→ Task to complete
Each entry below is to be written out exactly, and the pictures are to be left out.

(Extracted records)

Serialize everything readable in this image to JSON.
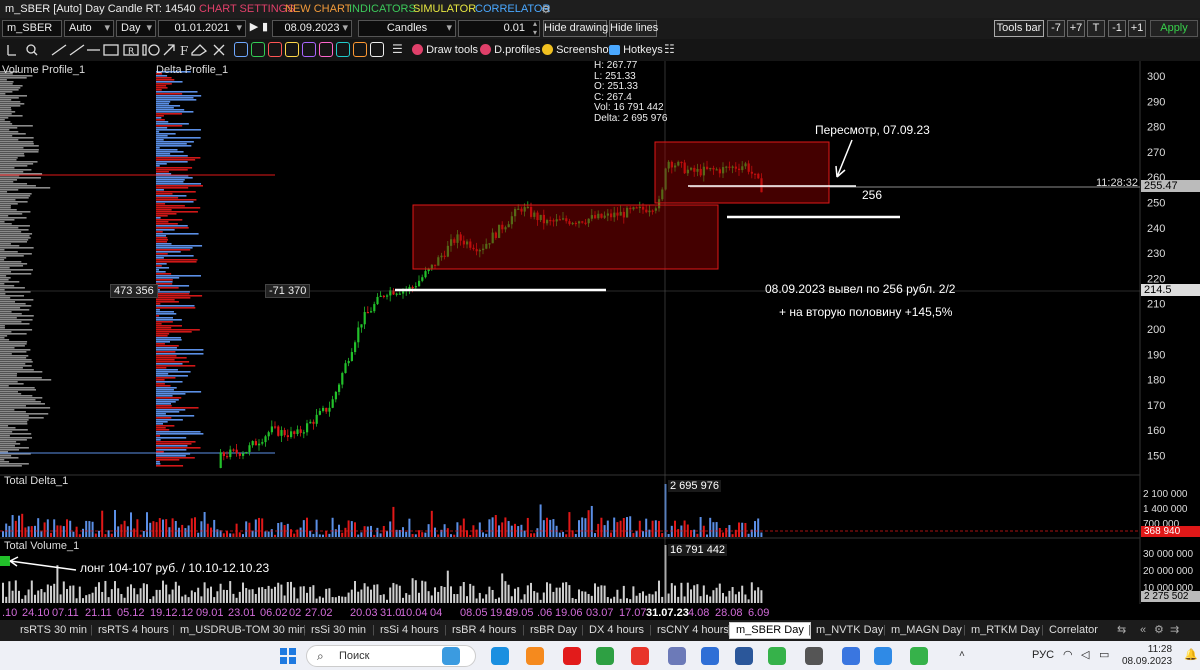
{
  "titlebar": {
    "title": "m_SBER [Auto] Day Candle RT: 14540",
    "menu": [
      "CHART SETTINGS",
      "NEW CHART",
      "INDICATORS",
      "SIMULATOR",
      "CORRELATOR"
    ],
    "menu_colors": [
      "#e0406a",
      "#f29a3a",
      "#3cc85a",
      "#e6e640",
      "#4aa8ff"
    ]
  },
  "toolbar": {
    "symbol": "m_SBER",
    "mode": "Auto",
    "timeframe": "Day",
    "date_from": "01.01.2021",
    "date_to": "08.09.2023",
    "chart_type": "Candles",
    "step": "0.01",
    "hide_drawing": "Hide drawing",
    "hide_lines": "Hide lines",
    "tools_bar": "Tools bar",
    "minus7": "-7",
    "plus7": "+7",
    "t": "T",
    "minus1": "-1",
    "plus1": "+1",
    "apply": "Apply"
  },
  "toolbar2": {
    "draw_tools": "Draw tools",
    "profiles": "D.profiles",
    "screenshot": "Screenshot",
    "hotkeys": "Hotkeys",
    "tool_icons": [
      "ruler-icon",
      "zoom-icon",
      "line-icon",
      "ray-icon",
      "hline-icon",
      "rect-icon",
      "text-tool-icon",
      "label-icon",
      "circle-icon",
      "arrow-icon",
      "fibo-icon",
      "eraser-icon"
    ],
    "color_swatches": [
      "#6fa8ff",
      "#33cc55",
      "#ff5555",
      "#ffd84a",
      "#aa66ff",
      "#ff66cc",
      "#22cccc",
      "#ff9933",
      "#eeeeee"
    ]
  },
  "chart": {
    "labels": {
      "volume_profile": "Volume Profile_1",
      "delta_profile": "Delta Profile_1",
      "total_delta": "Total Delta_1",
      "total_volume": "Total Volume_1"
    },
    "ohlc": {
      "h": "H: 267.77",
      "l": "L: 251.33",
      "o": "O: 251.33",
      "c": "C: 267.4",
      "vol": "Vol: 16 791 442",
      "delta": "Delta: 2 695 976"
    },
    "cross_labels": {
      "volume": "473 356",
      "delta": "-71 370",
      "price": "214.5",
      "current_price": "255.47",
      "time": "11:28:32"
    },
    "annotations": {
      "review": "Пересмотр, 07.09.23",
      "level": "256",
      "exit": "08.09.2023 вывел по 256 рубл. 2/2",
      "profit": "+ на вторую половину +145,5%",
      "long": "лонг 104-107 руб. / 10.10-12.10.23"
    },
    "delta_peak": "2 695 976",
    "volume_peak": "16 791 442",
    "price_axis": [
      "300",
      "290",
      "280",
      "270",
      "260",
      "250",
      "240",
      "230",
      "220",
      "210",
      "200",
      "190",
      "180",
      "170",
      "160",
      "150"
    ],
    "delta_axis": [
      "2 100 000",
      "1 400 000",
      "700 000"
    ],
    "delta_current": "368 940",
    "volume_axis": [
      "30 000 000",
      "20 000 000",
      "10 000 000"
    ],
    "volume_current": "2 275 502",
    "date_axis": [
      ".10",
      "24.10",
      "07.11",
      "21.11",
      "05.12",
      "19.12",
      ".12",
      "09.01",
      "23.01",
      "06.02",
      "02",
      "27.02",
      "20.03",
      "31.0",
      "10.04",
      "04",
      "08.05",
      "19.0",
      "29.05",
      ".06",
      "19.06",
      "03.07",
      "17.07",
      "31.07.23",
      "4.08",
      "28.08",
      "6.09"
    ],
    "colors": {
      "up": "#22c02a",
      "down": "#e01818",
      "delta_pos": "#5b8fe6",
      "delta_neg": "#e01818",
      "volume": "#cfcfcf",
      "zone": "#c00000"
    }
  },
  "tabs": [
    "rsRTS 30 min",
    "rsRTS 4 hours",
    "m_USDRUB-TOM 30 min",
    "rsSi 30 min",
    "rsSi 4 hours",
    "rsBR 4 hours",
    "rsBR Day",
    "DX 4 hours",
    "rsCNY 4 hours",
    "m_SBER Day",
    "m_NVTK Day",
    "m_MAGN Day",
    "m_RTKM Day",
    "Correlator"
  ],
  "active_tab": "m_SBER Day",
  "taskbar": {
    "search": "Поиск",
    "lang": "РУС",
    "time": "11:28",
    "date": "08.09.2023"
  }
}
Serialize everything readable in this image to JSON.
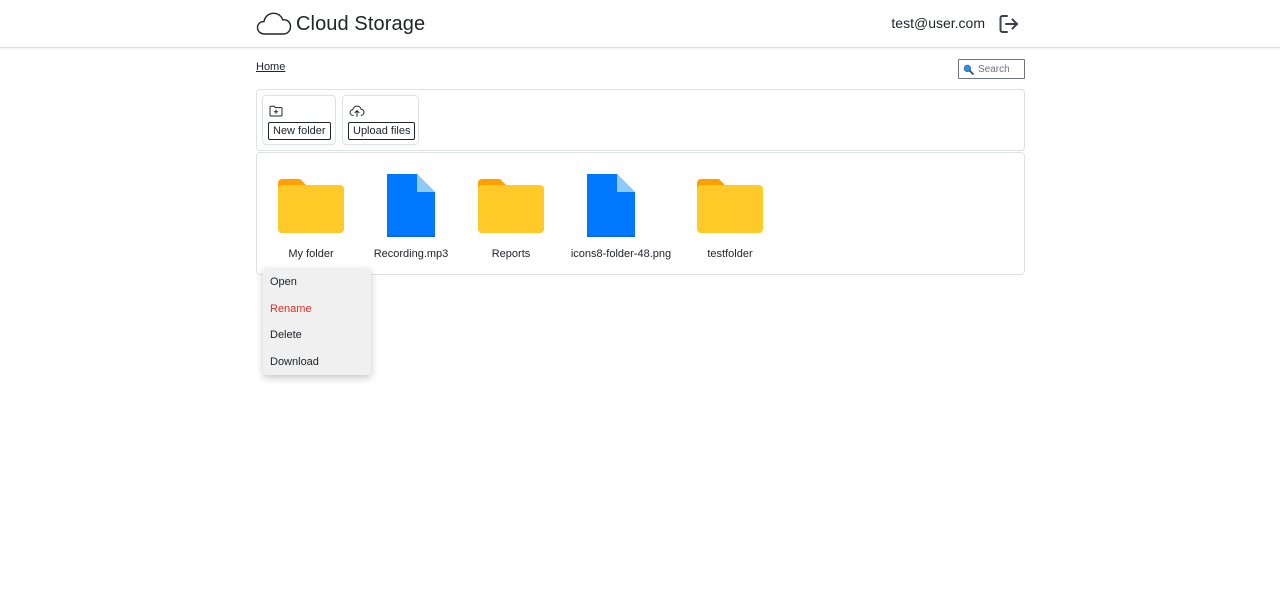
{
  "header": {
    "brand_title": "Cloud Storage",
    "user_email": "test@user.com"
  },
  "icons": {
    "brand": "cloud-icon",
    "logout": "logout-icon",
    "search": "magnifier-icon",
    "new_folder": "folder-plus-icon",
    "upload": "cloud-upload-icon",
    "folder": "folder-icon",
    "file": "file-icon"
  },
  "breadcrumb": {
    "home_label": "Home"
  },
  "search": {
    "placeholder": "Search"
  },
  "actions": {
    "new_folder_label": "New folder",
    "upload_label": "Upload files"
  },
  "files": [
    {
      "name": "My folder",
      "type": "folder"
    },
    {
      "name": "Recording.mp3",
      "type": "file"
    },
    {
      "name": "Reports",
      "type": "folder"
    },
    {
      "name": "icons8-folder-48.png",
      "type": "file"
    },
    {
      "name": "testfolder",
      "type": "folder"
    }
  ],
  "context_menu": {
    "items": [
      {
        "label": "Open",
        "state": "normal"
      },
      {
        "label": "Rename",
        "state": "hover"
      },
      {
        "label": "Delete",
        "state": "normal"
      },
      {
        "label": "Download",
        "state": "normal"
      }
    ]
  },
  "colors": {
    "folder_body": "#FFCA28",
    "folder_tab": "#FFA000",
    "file_body": "#0078FF",
    "file_fold": "#90CAF9",
    "menu_highlight": "#E0302A"
  }
}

→ Solution to the problem
Serialize everything readable in this image to JSON.
{
  "titlebar": {
    "title": "m_SBER [Auto] Day Candle RT: 14540",
    "menu": [
      "CHART SETTINGS",
      "NEW CHART",
      "INDICATORS",
      "SIMULATOR",
      "CORRELATOR"
    ],
    "menu_colors": [
      "#e0406a",
      "#f29a3a",
      "#3cc85a",
      "#e6e640",
      "#4aa8ff"
    ]
  },
  "toolbar": {
    "symbol": "m_SBER",
    "mode": "Auto",
    "timeframe": "Day",
    "date_from": "01.01.2021",
    "date_to": "08.09.2023",
    "chart_type": "Candles",
    "step": "0.01",
    "hide_drawing": "Hide drawing",
    "hide_lines": "Hide lines",
    "tools_bar": "Tools bar",
    "minus7": "-7",
    "plus7": "+7",
    "t": "T",
    "minus1": "-1",
    "plus1": "+1",
    "apply": "Apply"
  },
  "toolbar2": {
    "draw_tools": "Draw tools",
    "profiles": "D.profiles",
    "screenshot": "Screenshot",
    "hotkeys": "Hotkeys",
    "tool_icons": [
      "ruler-icon",
      "zoom-icon",
      "line-icon",
      "ray-icon",
      "hline-icon",
      "rect-icon",
      "text-tool-icon",
      "label-icon",
      "circle-icon",
      "arrow-icon",
      "fibo-icon",
      "eraser-icon"
    ],
    "color_swatches": [
      "#6fa8ff",
      "#33cc55",
      "#ff5555",
      "#ffd84a",
      "#aa66ff",
      "#ff66cc",
      "#22cccc",
      "#ff9933",
      "#eeeeee"
    ]
  },
  "chart": {
    "labels": {
      "volume_profile": "Volume Profile_1",
      "delta_profile": "Delta Profile_1",
      "total_delta": "Total Delta_1",
      "total_volume": "Total Volume_1"
    },
    "ohlc": {
      "h": "H: 267.77",
      "l": "L: 251.33",
      "o": "O: 251.33",
      "c": "C: 267.4",
      "vol": "Vol: 16 791 442",
      "delta": "Delta: 2 695 976"
    },
    "cross_labels": {
      "volume": "473 356",
      "delta": "-71 370",
      "price": "214.5",
      "current_price": "255.47",
      "time": "11:28:32"
    },
    "annotations": {
      "review": "Пересмотр, 07.09.23",
      "level": "256",
      "exit": "08.09.2023 вывел по 256 рубл. 2/2",
      "profit": "+ на вторую половину +145,5%",
      "long": "лонг 104-107 руб. / 10.10-12.10.23"
    },
    "delta_peak": "2 695 976",
    "volume_peak": "16 791 442",
    "price_axis": [
      "300",
      "290",
      "280",
      "270",
      "260",
      "250",
      "240",
      "230",
      "220",
      "210",
      "200",
      "190",
      "180",
      "170",
      "160",
      "150"
    ],
    "delta_axis": [
      "2 100 000",
      "1 400 000",
      "700 000"
    ],
    "delta_current": "368 940",
    "volume_axis": [
      "30 000 000",
      "20 000 000",
      "10 000 000"
    ],
    "volume_current": "2 275 502",
    "date_axis": [
      ".10",
      "24.10",
      "07.11",
      "21.11",
      "05.12",
      "19.12",
      ".12",
      "09.01",
      "23.01",
      "06.02",
      "02",
      "27.02",
      "20.03",
      "31.0",
      "10.04",
      "04",
      "08.05",
      "19.0",
      "29.05",
      ".06",
      "19.06",
      "03.07",
      "17.07",
      "31.07.23",
      "4.08",
      "28.08",
      "6.09"
    ],
    "colors": {
      "up": "#22c02a",
      "down": "#e01818",
      "delta_pos": "#5b8fe6",
      "delta_neg": "#e01818",
      "volume": "#cfcfcf",
      "zone": "#c00000"
    }
  },
  "tabs": [
    "rsRTS 30 min",
    "rsRTS 4 hours",
    "m_USDRUB-TOM 30 min",
    "rsSi 30 min",
    "rsSi 4 hours",
    "rsBR 4 hours",
    "rsBR Day",
    "DX 4 hours",
    "rsCNY 4 hours",
    "m_SBER Day",
    "m_NVTK Day",
    "m_MAGN Day",
    "m_RTKM Day",
    "Correlator"
  ],
  "active_tab": "m_SBER Day",
  "taskbar": {
    "search": "Поиск",
    "lang": "РУС",
    "time": "11:28",
    "date": "08.09.2023"
  }
}
Serialize everything readable in this image to JSON.
{
  "header": {
    "brand_title": "Cloud Storage",
    "user_email": "test@user.com"
  },
  "icons": {
    "brand": "cloud-icon",
    "logout": "logout-icon",
    "search": "magnifier-icon",
    "new_folder": "folder-plus-icon",
    "upload": "cloud-upload-icon",
    "folder": "folder-icon",
    "file": "file-icon"
  },
  "breadcrumb": {
    "home_label": "Home"
  },
  "search": {
    "placeholder": "Search"
  },
  "actions": {
    "new_folder_label": "New folder",
    "upload_label": "Upload files"
  },
  "files": [
    {
      "name": "My folder",
      "type": "folder"
    },
    {
      "name": "Recording.mp3",
      "type": "file"
    },
    {
      "name": "Reports",
      "type": "folder"
    },
    {
      "name": "icons8-folder-48.png",
      "type": "file"
    },
    {
      "name": "testfolder",
      "type": "folder"
    }
  ],
  "context_menu": {
    "items": [
      {
        "label": "Open",
        "state": "normal"
      },
      {
        "label": "Rename",
        "state": "hover"
      },
      {
        "label": "Delete",
        "state": "normal"
      },
      {
        "label": "Download",
        "state": "normal"
      }
    ]
  },
  "colors": {
    "folder_body": "#FFCA28",
    "folder_tab": "#FFA000",
    "file_body": "#0078FF",
    "file_fold": "#90CAF9",
    "menu_highlight": "#E0302A"
  }
}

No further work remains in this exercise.